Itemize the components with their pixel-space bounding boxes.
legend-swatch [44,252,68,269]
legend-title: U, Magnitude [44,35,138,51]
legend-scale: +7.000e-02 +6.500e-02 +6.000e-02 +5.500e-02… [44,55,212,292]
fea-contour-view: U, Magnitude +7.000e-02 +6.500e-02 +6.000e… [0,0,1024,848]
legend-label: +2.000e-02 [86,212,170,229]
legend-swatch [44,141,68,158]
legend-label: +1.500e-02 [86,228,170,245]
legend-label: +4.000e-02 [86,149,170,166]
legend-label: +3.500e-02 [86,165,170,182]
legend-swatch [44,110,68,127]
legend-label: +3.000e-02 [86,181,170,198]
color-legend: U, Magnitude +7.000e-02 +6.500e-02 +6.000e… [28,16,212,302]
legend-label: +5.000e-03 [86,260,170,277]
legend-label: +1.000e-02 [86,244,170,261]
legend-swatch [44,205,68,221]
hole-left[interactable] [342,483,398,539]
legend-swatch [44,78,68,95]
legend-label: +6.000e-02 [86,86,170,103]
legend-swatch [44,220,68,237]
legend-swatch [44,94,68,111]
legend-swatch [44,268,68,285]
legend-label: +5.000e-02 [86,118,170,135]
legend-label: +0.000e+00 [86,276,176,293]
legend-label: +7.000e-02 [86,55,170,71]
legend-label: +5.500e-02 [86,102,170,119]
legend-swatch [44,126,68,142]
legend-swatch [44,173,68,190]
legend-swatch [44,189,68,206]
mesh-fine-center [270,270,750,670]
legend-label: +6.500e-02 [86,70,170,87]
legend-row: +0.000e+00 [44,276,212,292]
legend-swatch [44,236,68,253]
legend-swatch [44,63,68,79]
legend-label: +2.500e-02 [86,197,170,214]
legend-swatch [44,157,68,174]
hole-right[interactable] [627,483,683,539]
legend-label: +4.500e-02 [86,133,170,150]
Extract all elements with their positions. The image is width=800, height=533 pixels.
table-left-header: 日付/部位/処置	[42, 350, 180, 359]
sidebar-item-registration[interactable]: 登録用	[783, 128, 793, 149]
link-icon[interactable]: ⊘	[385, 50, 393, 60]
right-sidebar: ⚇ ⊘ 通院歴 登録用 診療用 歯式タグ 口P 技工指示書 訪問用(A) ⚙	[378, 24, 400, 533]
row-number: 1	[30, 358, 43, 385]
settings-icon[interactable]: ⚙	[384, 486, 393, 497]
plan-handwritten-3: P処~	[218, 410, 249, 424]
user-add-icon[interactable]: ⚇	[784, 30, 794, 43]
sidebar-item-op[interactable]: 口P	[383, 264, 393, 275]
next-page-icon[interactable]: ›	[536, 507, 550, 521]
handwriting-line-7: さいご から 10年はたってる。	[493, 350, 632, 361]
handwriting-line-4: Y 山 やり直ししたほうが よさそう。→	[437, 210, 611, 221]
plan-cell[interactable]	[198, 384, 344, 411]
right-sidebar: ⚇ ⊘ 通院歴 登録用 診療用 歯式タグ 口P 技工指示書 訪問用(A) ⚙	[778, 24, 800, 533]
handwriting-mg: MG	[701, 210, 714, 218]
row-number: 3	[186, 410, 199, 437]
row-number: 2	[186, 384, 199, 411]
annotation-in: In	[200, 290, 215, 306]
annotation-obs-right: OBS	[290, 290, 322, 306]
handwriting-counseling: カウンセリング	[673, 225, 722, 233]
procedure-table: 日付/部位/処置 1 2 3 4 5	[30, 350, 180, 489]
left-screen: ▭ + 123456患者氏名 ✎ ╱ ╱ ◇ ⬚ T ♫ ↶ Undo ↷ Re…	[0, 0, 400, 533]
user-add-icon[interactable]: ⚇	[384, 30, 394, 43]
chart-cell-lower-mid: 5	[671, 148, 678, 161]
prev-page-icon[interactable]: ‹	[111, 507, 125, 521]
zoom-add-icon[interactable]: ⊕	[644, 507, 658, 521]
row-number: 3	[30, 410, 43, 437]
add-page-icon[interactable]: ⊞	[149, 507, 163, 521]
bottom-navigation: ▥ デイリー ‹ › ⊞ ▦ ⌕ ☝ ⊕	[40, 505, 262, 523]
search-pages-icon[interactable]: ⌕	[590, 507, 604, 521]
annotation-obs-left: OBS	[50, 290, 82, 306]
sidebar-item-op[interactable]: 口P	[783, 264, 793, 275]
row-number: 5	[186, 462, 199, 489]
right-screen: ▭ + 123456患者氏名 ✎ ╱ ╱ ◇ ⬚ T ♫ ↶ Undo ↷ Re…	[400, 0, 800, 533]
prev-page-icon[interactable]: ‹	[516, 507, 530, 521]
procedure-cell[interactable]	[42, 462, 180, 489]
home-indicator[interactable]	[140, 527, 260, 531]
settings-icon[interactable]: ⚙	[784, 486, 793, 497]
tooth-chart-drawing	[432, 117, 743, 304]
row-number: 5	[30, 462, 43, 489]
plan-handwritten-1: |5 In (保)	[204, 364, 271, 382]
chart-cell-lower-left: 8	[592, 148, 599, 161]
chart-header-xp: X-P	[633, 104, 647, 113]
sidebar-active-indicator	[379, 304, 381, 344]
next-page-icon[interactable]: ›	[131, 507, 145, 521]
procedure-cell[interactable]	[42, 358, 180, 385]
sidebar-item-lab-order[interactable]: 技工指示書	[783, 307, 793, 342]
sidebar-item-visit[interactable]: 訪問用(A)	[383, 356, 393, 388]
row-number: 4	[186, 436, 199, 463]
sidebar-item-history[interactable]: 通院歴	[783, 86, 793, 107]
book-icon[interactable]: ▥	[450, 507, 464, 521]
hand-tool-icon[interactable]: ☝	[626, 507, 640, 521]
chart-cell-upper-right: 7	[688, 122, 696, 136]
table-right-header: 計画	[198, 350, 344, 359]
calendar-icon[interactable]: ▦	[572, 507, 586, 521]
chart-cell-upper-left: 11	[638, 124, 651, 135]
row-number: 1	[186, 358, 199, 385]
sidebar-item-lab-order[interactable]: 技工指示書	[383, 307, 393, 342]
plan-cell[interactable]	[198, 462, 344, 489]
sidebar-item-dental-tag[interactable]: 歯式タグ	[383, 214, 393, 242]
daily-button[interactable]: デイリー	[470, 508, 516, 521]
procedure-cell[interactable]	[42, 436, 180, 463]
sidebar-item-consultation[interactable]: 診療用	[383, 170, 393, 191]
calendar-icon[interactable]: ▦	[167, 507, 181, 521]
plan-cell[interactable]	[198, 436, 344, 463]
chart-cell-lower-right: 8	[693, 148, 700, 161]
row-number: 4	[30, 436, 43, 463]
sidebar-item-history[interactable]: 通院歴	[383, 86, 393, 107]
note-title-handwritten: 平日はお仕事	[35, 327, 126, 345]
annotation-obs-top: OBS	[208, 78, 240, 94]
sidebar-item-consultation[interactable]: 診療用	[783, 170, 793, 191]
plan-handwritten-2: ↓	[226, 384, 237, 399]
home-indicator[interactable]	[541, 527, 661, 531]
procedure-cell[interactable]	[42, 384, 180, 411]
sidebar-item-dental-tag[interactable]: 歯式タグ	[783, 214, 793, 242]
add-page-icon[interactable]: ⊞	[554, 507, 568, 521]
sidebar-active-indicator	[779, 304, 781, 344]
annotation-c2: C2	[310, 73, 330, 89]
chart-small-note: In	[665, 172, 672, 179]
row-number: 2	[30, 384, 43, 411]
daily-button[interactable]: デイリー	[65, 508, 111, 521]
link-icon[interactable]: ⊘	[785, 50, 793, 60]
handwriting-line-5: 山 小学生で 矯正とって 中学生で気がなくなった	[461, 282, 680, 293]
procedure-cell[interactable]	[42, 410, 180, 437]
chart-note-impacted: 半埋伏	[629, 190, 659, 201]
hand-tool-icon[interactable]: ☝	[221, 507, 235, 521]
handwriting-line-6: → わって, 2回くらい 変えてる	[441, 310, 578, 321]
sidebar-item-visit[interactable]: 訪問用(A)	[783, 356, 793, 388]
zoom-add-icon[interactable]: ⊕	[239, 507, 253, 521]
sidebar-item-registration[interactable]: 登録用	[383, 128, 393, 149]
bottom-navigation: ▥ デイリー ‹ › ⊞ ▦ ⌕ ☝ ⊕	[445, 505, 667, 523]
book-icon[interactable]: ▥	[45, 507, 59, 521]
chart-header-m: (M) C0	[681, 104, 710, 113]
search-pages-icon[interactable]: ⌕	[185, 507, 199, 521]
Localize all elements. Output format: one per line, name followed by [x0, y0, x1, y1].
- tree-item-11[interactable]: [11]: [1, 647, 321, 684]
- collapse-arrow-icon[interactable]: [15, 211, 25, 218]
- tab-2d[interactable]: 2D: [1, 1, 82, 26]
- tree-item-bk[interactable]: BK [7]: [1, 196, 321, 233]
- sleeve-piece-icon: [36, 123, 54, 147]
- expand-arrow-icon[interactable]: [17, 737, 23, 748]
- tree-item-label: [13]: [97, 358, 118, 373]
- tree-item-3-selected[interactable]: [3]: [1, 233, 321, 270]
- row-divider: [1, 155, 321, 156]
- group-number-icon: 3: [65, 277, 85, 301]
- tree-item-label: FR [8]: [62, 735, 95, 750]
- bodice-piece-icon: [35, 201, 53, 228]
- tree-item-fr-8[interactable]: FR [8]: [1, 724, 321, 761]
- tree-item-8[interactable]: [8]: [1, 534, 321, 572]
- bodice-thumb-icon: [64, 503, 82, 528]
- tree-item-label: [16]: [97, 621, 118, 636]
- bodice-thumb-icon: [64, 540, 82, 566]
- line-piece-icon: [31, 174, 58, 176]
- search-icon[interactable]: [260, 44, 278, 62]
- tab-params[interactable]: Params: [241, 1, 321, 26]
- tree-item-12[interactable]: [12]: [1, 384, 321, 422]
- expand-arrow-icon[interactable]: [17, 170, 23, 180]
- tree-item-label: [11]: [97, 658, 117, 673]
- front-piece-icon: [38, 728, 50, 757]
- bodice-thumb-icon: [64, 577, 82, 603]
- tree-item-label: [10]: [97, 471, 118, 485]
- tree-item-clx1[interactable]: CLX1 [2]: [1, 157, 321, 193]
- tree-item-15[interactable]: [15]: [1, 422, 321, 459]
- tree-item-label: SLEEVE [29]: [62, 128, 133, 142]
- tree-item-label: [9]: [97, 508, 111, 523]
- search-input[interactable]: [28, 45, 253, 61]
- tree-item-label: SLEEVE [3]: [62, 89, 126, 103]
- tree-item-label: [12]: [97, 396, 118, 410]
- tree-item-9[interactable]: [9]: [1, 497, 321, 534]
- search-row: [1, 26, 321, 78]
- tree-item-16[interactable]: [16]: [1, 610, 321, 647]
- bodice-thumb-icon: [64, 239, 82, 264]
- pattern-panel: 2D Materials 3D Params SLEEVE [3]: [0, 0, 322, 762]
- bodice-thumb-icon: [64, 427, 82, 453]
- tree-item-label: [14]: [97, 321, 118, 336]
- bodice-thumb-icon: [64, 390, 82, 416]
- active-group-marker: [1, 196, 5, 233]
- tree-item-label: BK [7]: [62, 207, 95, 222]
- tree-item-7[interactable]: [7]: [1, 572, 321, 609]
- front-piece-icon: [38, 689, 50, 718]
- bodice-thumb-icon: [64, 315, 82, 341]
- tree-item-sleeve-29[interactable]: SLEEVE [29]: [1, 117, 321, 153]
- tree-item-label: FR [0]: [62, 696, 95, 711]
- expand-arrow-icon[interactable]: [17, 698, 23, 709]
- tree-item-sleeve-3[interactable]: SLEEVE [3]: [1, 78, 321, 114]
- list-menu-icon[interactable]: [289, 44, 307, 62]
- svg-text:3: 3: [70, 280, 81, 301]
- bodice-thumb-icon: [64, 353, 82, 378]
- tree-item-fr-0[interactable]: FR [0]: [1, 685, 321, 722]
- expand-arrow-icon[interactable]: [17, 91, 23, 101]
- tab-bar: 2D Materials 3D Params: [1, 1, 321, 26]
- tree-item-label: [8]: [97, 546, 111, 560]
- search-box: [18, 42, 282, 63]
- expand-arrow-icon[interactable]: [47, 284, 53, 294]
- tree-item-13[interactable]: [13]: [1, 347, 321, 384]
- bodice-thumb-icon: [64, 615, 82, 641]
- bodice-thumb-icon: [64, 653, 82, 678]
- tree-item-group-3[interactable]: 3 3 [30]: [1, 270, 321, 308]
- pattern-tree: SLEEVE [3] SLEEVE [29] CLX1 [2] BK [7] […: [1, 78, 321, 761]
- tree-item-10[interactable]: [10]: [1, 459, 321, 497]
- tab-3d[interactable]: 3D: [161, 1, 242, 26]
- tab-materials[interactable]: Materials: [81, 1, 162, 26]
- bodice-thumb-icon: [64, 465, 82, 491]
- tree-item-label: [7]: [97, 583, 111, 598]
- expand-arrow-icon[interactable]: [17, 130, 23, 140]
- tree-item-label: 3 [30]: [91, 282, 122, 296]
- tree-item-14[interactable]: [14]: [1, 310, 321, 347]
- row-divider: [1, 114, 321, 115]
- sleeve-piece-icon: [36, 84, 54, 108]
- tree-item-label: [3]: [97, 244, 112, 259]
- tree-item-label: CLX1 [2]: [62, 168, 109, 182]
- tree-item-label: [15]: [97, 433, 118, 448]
++++++
GIVEN INSTRUCTION —
Copy the rows word for word, starting at the beginning of the rows and ending at the line containing "hole-left[interactable] [342,483,398,539]".

SOLVED PROBLEM —
Itemize the components with their pixel-space bounding boxes.
legend-swatch [44,252,68,269]
legend-title: U, Magnitude [44,35,138,51]
legend-scale: +7.000e-02 +6.500e-02 +6.000e-02 +5.500e-02… [44,55,212,292]
fea-contour-view: U, Magnitude +7.000e-02 +6.500e-02 +6.000e… [0,0,1024,848]
legend-label: +2.000e-02 [86,212,170,229]
legend-swatch [44,141,68,158]
legend-label: +1.500e-02 [86,228,170,245]
legend-label: +4.000e-02 [86,149,170,166]
legend-label: +3.500e-02 [86,165,170,182]
legend-swatch [44,110,68,127]
legend-label: +3.000e-02 [86,181,170,198]
color-legend: U, Magnitude +7.000e-02 +6.500e-02 +6.000e… [28,16,212,302]
legend-label: +5.000e-03 [86,260,170,277]
legend-label: +1.000e-02 [86,244,170,261]
legend-swatch [44,205,68,221]
hole-left[interactable] [342,483,398,539]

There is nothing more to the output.